> **Exercise directions**
Pull out all lines from the listing below in which the word "Faculty" appears.

-- Extracted records start --

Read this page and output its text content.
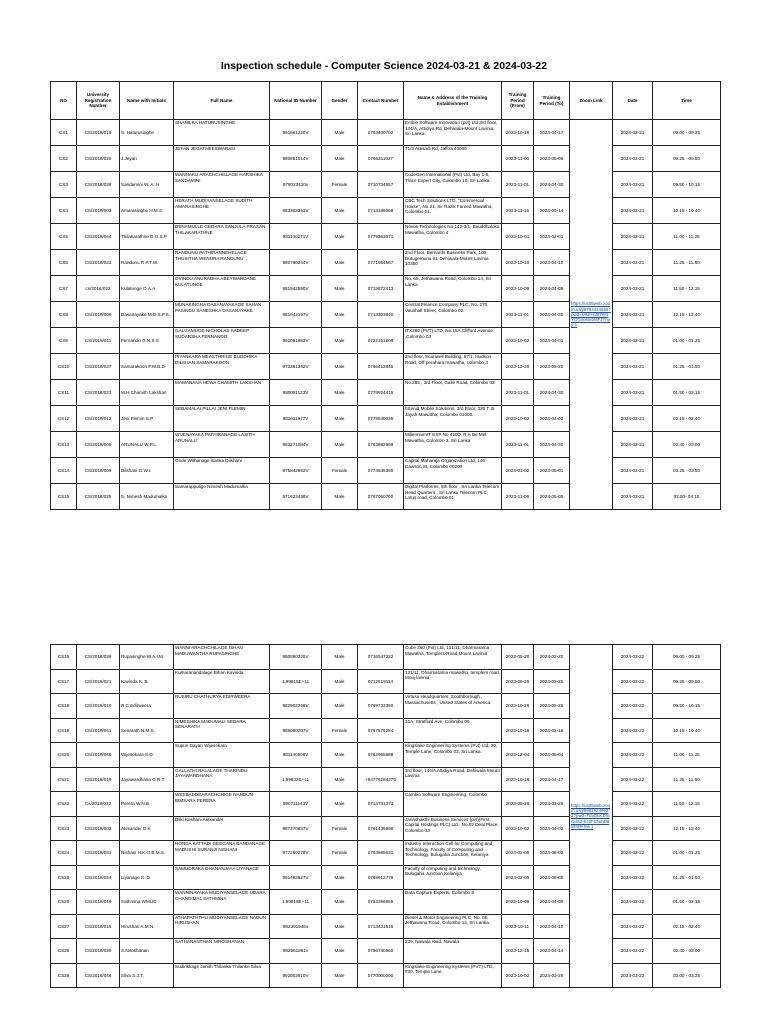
Inspection schedule - Computer Science 2024-03-21 & 2024-03-22
NO	University Registration Number	Name with Initials	Full Name	National ID Number	Gender	Contact Number	Name & Address of the Training Establishment	Training Period (From)	Training Period (To)	Zoom Link	Date	Time
CS1	CS/2018/015	S. Haturusinghe	SHANILKA HATURUSINGHE	991661220V	Male	0703400702	Emble Software Innovation (pvt) Ltd 3rd floor, 144/A, Attidiya Rd, Dehiwala-Mount Lavinia, Sri Lanka.	2023-10-16	2024-04-17	https://us05web.zoom.us/j/8783434569?pwd=UrUHsJ87W1YOGneelebMFJYnyp.1	2024-03-21	09.00 - 09.25
CS2	CS/2018/020	J.Jeyan	JEYAN JEGATHEESWARAN	980851014V	Male	0766311927	71/3 Arasadi Rd, Jaffna 40000	2023-11-06	2024-05-06		2024-03-21	09.25 - 09.50
CS3	CS/2018/038	Sandamini W. A. H	WANNAKU ARACHCHILLAGE HARSHIKA SANDAMINI	978023410v	Female	0710734657	CodeGen International (Pvt) Ltd, Bay 1-5, Trace Expert City, Colombo 10, Sri Lanka.	2023-11-01	2024-04-30		2024-03-21	09.50 - 10.15
CS4	CS/2018/003	Amarasinghe H.M.S	HERATH MUDIYANSELAGE SUDITH AMARASINGHE	983302351V	Male	0713188068	CBC Tech Solutions LTD, "Commercial House", No.21, Sir Razik Fareed Mawatha, Colombo 01.	2023-11-15	2024-05-14		2024-03-21	10.15 - 10.40
CS5	CS/2018/044	Thilakarathne D.G.S.P	DENAMULLE GEDARA SANJULA PRASAN THILAKARATHNE	981100271V	Male	0779363571	Novus Technologies No 142-3/1, Bauddhaloka Mawatha, Colombo 4	2023-10-01	2024-02-01		2024-03-21	11.00 - 11.25
CS6	CS/2018/033	Randunu R.P.T.W.	RANDUNU PATHIRANNEHELAGE THUSITHA WENURA RANDUNU	980780244V	Male	0771954567	2nd Floor, Bernards Business Park, 106 Dutugemunu St, Dehiwala-Mount Lavinia 10350	2023-10-10	2024-04-10		2024-03-21	11.25 - 11.50
CS7	cs/2018/022	Kulatunge O.A.A	OVINDU ANURADHA ABEYWARDANE KULATUNGE	981942590V	Male	0719872413	No. 65, Jethawana Road, Colombo 14, Sri Lanka.	2023-10-09	2024-04-09		2024-03-21	11.50 - 12.15
CS8	CS/2018/008	Dasanayake M.D.S.P.S.	MUNASINGHA DASANAYAKAGE SAHAN PASINDU SANESHKA DASANAYAKE	981942197V	Male	0713303840	Central Finance Company PLC, No. 270, Vauxhall Street, Colombo 02.	2023-11-01	2024-04-30		2024-03-21	12.15 - 12.40
CS9	CS/2018/011	Fernando G.N.S.S	GALGAMUGE NICHOLAS SADEEP SUDARSHA FERNANDO	992081983V	Male	0722151808	ITX360 (PVT) LTD, No.15A,Clifford Avenue ,Colombo 03	2023-10-02	2024-04-01		2024-03-21	01.00 - 01.25
CS10	CS/2018/037	Samarakoon P.M.B.D	PIYANKARA MEASTHRIGE BUDDHIKA DILSHAN SAMARAKOON	973381342V	Male	0766412845	2nd floor, Scanwell Building, 67/1, Hudson Road, Off perahara mawatha, colombo 3	2023-12-20	2024-05-20		2024-03-21	01.25 - 01.50
CS11	CS/2018/023	M.H.Chamith Lakshan	MAWANANA HEWA CHAMITH LAKSHAN	990081123V	Male	0778924415	No.285 , 3rd Floor, Galle Road, Colombo 03	2023-11-01	2024-04-30		2024-03-21	01.50 - 02.15
CS12	CS/2018/012	Jeni Flemin S.P.	SEBAMALAI PILLAI JENI FLEMIN	981611977V	Male	0778540035	hSenid Mobile Solutions, 3rd Floor, 320 T. B. Jayah Mawatha, Colombo 01000.	2023-10-02	2024-04-02		2024-03-21	02.15 - 02.40
CS13	CS/2018/005	ARUNALU W.P.L.	WIJENAYAKA PATHIRANAGE LASITH ARUNALU	983271084V	Male	0763892969	MillenniumIT ESP No 450D, R A De Mel Mawatha, Colombo 3, Sri Lanka	2023-11-01	2024-04-30		2024-03-21	02.40 - 03.00
CS14	CS/2018/009	Dilshani G.W.I.	Gode Withanage isanka Dilshani	975842992V	Female	0774649380	Capital Maharaja Organization Ltd, 146 Dawson St, Colombo 00200	2024-01-02	2024-05-01		2024-03-21	03.25 - 03.50
CS15	CS/2018/025	S. Nimesh Madumalka	Samarappulige Nimesh Madumalka	971623438V	Male	0767060760	Digital Platforms, 5th floor , Sri Lanka Telecom Head Quarters , Sri Lanka Telecom PLC, Lotus road, Colombo 01	2023-11-06	2024-05-05		2024-03-21	03.50- 04.15
CS16	CS/2018/036	Rupasinghe W.A.I.M	WANNI ARACHCHILAGE ISHAN MADUWANTHA RUPASINGHE	980880325V	Male	0716547222	Cube 360 (Pvt) Ltd, 131/11, Dharmarama Mawatha, Templers-Road,Mount Lavinia	2023-05-20	2024-02-20	https://us05web.zoom.us/j/89815249622?pwd=TduDUcDfnGdSZrhJ2FCNmD8WSPAfna.1	2024-03-22	09.00 - 09.25
CS17	CS/2018/021	Kavinda K. B.	Kumaranandalage Bihan Kavinda	1.99915E+11	Male	0712519114	131/11, Dharmarama mawatha, templers road, Mouj lavinia	2023-09-25	2024-03-25		2024-03-22	09.25 - 09.50
CS18	CS/2018/010	R C Edirweera	RUSIRU CHATHURYA EDIRWEERA	982902266V	Male	0769733350	Virtusa Headquarters, Southborough , Massachusetts , United States of America.	2023-10-26	2024-05-26		2024-03-22	09.50 - 10.15
CS19	CS/2018/041	Senarath N.M.S	NIMESHIKA MADUMALI SEDARA SENARATH	986080207V	Female	0767575284	16A, Stratford Ave, Colombo 06	2023-10-16	2024-02-16		2024-03-22	10.15 - 10.40
CS20	CS/2018/048	Wijesekara S.D.	Supun Dayan Wijesekara	981140508V	Male	0762955688	Kingslake Engineering Systems (Pvt) Ltd, 30, Temple Lane, Colombo 03, Sri Lanka	2023-12-04	2024-05-04		2024-03-22	11.00 - 11.25
CS21	CS/2018/019	Jayawardhana G.R.T.	GALLATHI RALALAGE THARINDU JAYAWARDHANA	1.99832E+11	Male	+94776284276	3rd floor, 144/A Attidiya Road, Dehiwala Mount Lavinia	2023-10-18	2024-04-17		2024-03-22	11.25 - 11.50
CS22	Cs/2018/032	Perera W.N.B	WEEBADDEARACHCHIGE NANDUN BIMSARA PERERA	990711143V	Male	0714731373	Cambio Software Engineering, Colombo	2023-09-26	2024-03-26		2024-03-22	11.50 - 12.15
CS23	CS/2018/002	Alexander D.K	Dilki Keshani Alexander	987370637V	Female	0761436896	Janashakthi Business Services (pvt)(First Capital Holdings PLC) Ltd , No.02 Deal Place, Colombo 03	2023-10-02	2024-04-02		2024-03-22	12.15 - 12.40
CS24	CS/2018/031	Nishani H.K.G.B.M.S.	HONDA KATTADI GEEGANA BANDANAGE MADUSHI SURANJI NISHANI	977260279V	Female	0703985631	Industry Interaction Cell for Computing and Technology, Faculty of Computing and Technology, Bulugaha Junction, Kelaniya	2024-02-05	2024-08-02		2024-03-22	01.00 - 01.25
CS25	CS/2018/024	Liyanage S. D.	SAMUDRAKA DHANANJAYA LIYANAGE	991483527V	Male	0769612776	Faculty of computing and technology, Bulugaha Junction,Kelaniya	2024-02-05	2024-08-05		2024-03-22	01.25 - 01.50
CS26	CS/2018/049	Sathmina WMUC	WANNINAYAKA MUDIYANSELAGE UDARA CHANDIMAL SATHMINA	1.99919E+11	Male	0753356655	Data Capture Experts, Colombo 9	2023-10-09	2024-04-09		2024-03-22	01.50 - 02.15
CS27	CS/2018/018	Hirushan A.M.N.	ATHAPATHTHU MUDIYANSELAGE NADUN HIRUSHAN	982391946v	Male	0713431516	Diesel & Motor Engineering PLC, No. 65, Jethawana Road, Colombo 14, Sri Lanka.	2023-10-11	2024-04-10		2024-03-22	02.15 - 02.40
CS28	CS/2018/030	S.Niroshanan	SATHANANTHAN NIROSHANAN	982661861v	Male	0756740560	239, Nawala road, Nawala	2023-12-15	2024-04-14		2024-03-22	02.40 - 03.00
CS29	CS/2018/046	Silva S.J.T.	Sudirikkage Janith Thilanka Thilanke Silva	992002910V	Male	0770000000	Kingslake Engineering Systems (PVT) LTD, #30, Temple Lane,	2023-10-02	2024-03-29		2024-03-22	03.00 - 03.25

-- Extracted records end --

> **Solution**
CS24	CS/2018/031	Nishani H.K.G.B.M.S.	HONDA KATTADI GEEGANA BANDANAGE MADUSHI SURANJI NISHANI	977260279V	Female	0703985631	Industry Interaction Cell for Computing and Technology, Faculty of Computing and Technology, Bulugaha Junction, Kelaniya	2024-02-05	2024-08-02		2024-03-22	01.00 - 01.25
CS25	CS/2018/024	Liyanage S. D.	SAMUDRAKA DHANANJAYA LIYANAGE	991483527V	Male	0769612776	Faculty of computing and technology, Bulugaha Junction,Kelaniya	2024-02-05	2024-08-05		2024-03-22	01.25 - 01.50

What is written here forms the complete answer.